Lists of layout items with their boxes =>
Begin

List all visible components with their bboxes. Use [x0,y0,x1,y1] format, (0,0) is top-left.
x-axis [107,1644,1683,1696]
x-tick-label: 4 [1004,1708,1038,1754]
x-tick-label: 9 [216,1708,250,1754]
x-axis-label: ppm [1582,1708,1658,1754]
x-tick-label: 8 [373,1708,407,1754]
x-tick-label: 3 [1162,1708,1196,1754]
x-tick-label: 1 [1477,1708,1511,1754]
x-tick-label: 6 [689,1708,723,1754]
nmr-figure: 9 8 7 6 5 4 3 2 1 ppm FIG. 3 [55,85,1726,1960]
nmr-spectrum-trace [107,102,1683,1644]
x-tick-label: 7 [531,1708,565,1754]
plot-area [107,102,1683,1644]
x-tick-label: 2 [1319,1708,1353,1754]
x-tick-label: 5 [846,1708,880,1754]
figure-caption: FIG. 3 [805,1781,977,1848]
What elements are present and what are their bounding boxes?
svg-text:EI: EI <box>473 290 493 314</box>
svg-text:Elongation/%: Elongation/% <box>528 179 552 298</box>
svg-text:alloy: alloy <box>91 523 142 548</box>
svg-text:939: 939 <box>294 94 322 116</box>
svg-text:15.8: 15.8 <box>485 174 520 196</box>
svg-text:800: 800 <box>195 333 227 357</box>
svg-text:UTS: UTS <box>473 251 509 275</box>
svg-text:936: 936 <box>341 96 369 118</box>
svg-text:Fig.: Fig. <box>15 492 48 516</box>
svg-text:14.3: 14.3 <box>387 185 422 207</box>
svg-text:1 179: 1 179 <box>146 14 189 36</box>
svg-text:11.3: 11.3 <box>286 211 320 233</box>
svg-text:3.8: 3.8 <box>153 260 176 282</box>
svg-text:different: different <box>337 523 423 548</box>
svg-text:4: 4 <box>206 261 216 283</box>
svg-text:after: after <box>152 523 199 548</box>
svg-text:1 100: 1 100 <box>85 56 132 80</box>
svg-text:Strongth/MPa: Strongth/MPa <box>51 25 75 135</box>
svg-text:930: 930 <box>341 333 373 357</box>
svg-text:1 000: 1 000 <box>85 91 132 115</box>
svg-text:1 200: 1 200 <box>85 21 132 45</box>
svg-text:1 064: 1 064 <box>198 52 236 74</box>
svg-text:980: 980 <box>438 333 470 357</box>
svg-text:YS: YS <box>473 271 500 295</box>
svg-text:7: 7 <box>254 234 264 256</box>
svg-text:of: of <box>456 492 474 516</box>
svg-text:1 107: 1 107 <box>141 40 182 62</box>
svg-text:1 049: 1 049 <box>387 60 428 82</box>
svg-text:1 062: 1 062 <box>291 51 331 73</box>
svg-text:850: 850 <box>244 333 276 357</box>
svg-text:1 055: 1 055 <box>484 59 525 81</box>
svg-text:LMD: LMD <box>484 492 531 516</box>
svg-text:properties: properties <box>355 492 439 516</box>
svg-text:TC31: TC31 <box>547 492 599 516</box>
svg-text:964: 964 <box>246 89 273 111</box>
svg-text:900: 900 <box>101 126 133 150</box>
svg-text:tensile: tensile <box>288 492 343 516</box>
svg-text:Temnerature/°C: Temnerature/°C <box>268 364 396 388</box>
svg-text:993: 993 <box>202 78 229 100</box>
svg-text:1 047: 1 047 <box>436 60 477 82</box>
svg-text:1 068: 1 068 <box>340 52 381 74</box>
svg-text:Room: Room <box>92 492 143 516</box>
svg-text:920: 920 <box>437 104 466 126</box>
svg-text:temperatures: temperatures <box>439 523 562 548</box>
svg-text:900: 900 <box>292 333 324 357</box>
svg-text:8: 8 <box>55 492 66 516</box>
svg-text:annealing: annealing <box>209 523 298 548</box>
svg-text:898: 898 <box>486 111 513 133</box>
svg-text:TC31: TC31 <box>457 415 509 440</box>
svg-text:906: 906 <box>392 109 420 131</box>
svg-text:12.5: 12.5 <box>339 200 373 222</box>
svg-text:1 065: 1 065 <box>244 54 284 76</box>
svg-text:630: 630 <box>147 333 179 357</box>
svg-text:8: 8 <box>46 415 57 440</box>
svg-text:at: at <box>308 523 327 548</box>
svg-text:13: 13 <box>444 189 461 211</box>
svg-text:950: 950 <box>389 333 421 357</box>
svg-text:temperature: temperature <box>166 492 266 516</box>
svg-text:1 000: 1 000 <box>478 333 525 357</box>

End

WORK TO BE COMPLETED =>
Format every line of the data above as a Markdown table with the columns No. and Line. Number each row and leave out any blank lines.

ANSWER TO THE TASK =>
| No. | Line |
|---|---|
| 1 | List all visible components with their bboxes. Use [x0,y0,x1,y1] format, (0,0) is top-left. |
| 2 | x-axis [107,1644,1683,1696] |
| 3 | x-tick-label: 4 [1004,1708,1038,1754] |
| 4 | x-tick-label: 9 [216,1708,250,1754] |
| 5 | x-axis-label: ppm [1582,1708,1658,1754] |
| 6 | x-tick-label: 8 [373,1708,407,1754] |
| 7 | x-tick-label: 3 [1162,1708,1196,1754] |
| 8 | x-tick-label: 1 [1477,1708,1511,1754] |
| 9 | x-tick-label: 6 [689,1708,723,1754] |
| 10 | nmr-figure: 9 8 7 6 5 4 3 2 1 ppm FIG. 3 [55,85,1726,1960] |
| 11 | nmr-spectrum-trace [107,102,1683,1644] |
| 12 | x-tick-label: 7 [531,1708,565,1754] |
| 13 | plot-area [107,102,1683,1644] |
| 14 | x-tick-label: 2 [1319,1708,1353,1754] |
| 15 | x-tick-label: 5 [846,1708,880,1754] |
| 16 | figure-caption: FIG. 3 [805,1781,977,1848] |
| 17 | What elements are present and what are their bounding boxes? |
| 18 | svg-text:EI: EI <box>473 290 493 314</box> |
| 19 | svg-text:Elongation/%: Elongation/% <box>528 179 552 298</box> |
| 20 | svg-text:alloy: alloy <box>91 523 142 548</box> |
| 21 | svg-text:939: 939 <box>294 94 322 116</box> |
| 22 | svg-text:15.8: 15.8 <box>485 174 520 196</box> |
| 23 | svg-text:800: 800 <box>195 333 227 357</box> |
| 24 | svg-text:UTS: UTS <box>473 251 509 275</box> |
| 25 | svg-text:936: 936 <box>341 96 369 118</box> |
| 26 | svg-text:Fig.: Fig. <box>15 492 48 516</box> |
| 27 | svg-text:14.3: 14.3 <box>387 185 422 207</box> |
| 28 | svg-text:1 179: 1 179 <box>146 14 189 36</box> |
| 29 | svg-text:11.3: 11.3 <box>286 211 320 233</box> |
| 30 | svg-text:3.8: 3.8 <box>153 260 176 282</box> |
| 31 | svg-text:different: different <box>337 523 423 548</box> |
| 32 | svg-text:4: 4 <box>206 261 216 283</box> |
| 33 | svg-text:after: after <box>152 523 199 548</box> |
| 34 | svg-text:1 100: 1 100 <box>85 56 132 80</box> |
| 35 | svg-text:Strongth/MPa: Strongth/MPa <box>51 25 75 135</box> |
| 36 | svg-text:930: 930 <box>341 333 373 357</box> |
| 37 | svg-text:1 000: 1 000 <box>85 91 132 115</box> |
| 38 | svg-text:1 200: 1 200 <box>85 21 132 45</box> |
| 39 | svg-text:1 064: 1 064 <box>198 52 236 74</box> |
| 40 | svg-text:980: 980 <box>438 333 470 357</box> |
| 41 | svg-text:YS: YS <box>473 271 500 295</box> |
| 42 | svg-text:7: 7 <box>254 234 264 256</box> |
| 43 | svg-text:of: of <box>456 492 474 516</box> |
| 44 | svg-text:1 107: 1 107 <box>141 40 182 62</box> |
| 45 | svg-text:1 049: 1 049 <box>387 60 428 82</box> |
| 46 | svg-text:1 062: 1 062 <box>291 51 331 73</box> |
| 47 | svg-text:850: 850 <box>244 333 276 357</box> |
| 48 | svg-text:1 055: 1 055 <box>484 59 525 81</box> |
| 49 | svg-text:LMD: LMD <box>484 492 531 516</box> |
| 50 | svg-text:properties: properties <box>355 492 439 516</box> |
| 51 | svg-text:TC31: TC31 <box>547 492 599 516</box> |
| 52 | svg-text:964: 964 <box>246 89 273 111</box> |
| 53 | svg-text:900: 900 <box>101 126 133 150</box> |
| 54 | svg-text:tensile: tensile <box>288 492 343 516</box> |
| 55 | svg-text:Temnerature/°C: Temnerature/°C <box>268 364 396 388</box> |
| 56 | svg-text:993: 993 <box>202 78 229 100</box> |
| 57 | svg-text:1 047: 1 047 <box>436 60 477 82</box> |
| 58 | svg-text:1 068: 1 068 <box>340 52 381 74</box> |
| 59 | svg-text:Room: Room <box>92 492 143 516</box> |
| 60 | svg-text:920: 920 <box>437 104 466 126</box> |
| 61 | svg-text:temperatures: temperatures <box>439 523 562 548</box> |
| 62 | svg-text:900: 900 <box>292 333 324 357</box> |
| 63 | svg-text:8: 8 <box>55 492 66 516</box> |
| 64 | svg-text:annealing: annealing <box>209 523 298 548</box> |
| 65 | svg-text:898: 898 <box>486 111 513 133</box> |
| 66 | svg-text:TC31: TC31 <box>457 415 509 440</box> |
| 67 | svg-text:906: 906 <box>392 109 420 131</box> |
| 68 | svg-text:12.5: 12.5 <box>339 200 373 222</box> |
| 69 | svg-text:1 065: 1 065 <box>244 54 284 76</box> |
| 70 | svg-text:630: 630 <box>147 333 179 357</box> |
| 71 | svg-text:8: 8 <box>46 415 57 440</box> |
| 72 | svg-text:at: at <box>308 523 327 548</box> |
| 73 | svg-text:13: 13 <box>444 189 461 211</box> |
| 74 | svg-text:950: 950 <box>389 333 421 357</box> |
| 75 | svg-text:temperature: temperature <box>166 492 266 516</box> |
| 76 | svg-text:1 000: 1 000 <box>478 333 525 357</box> |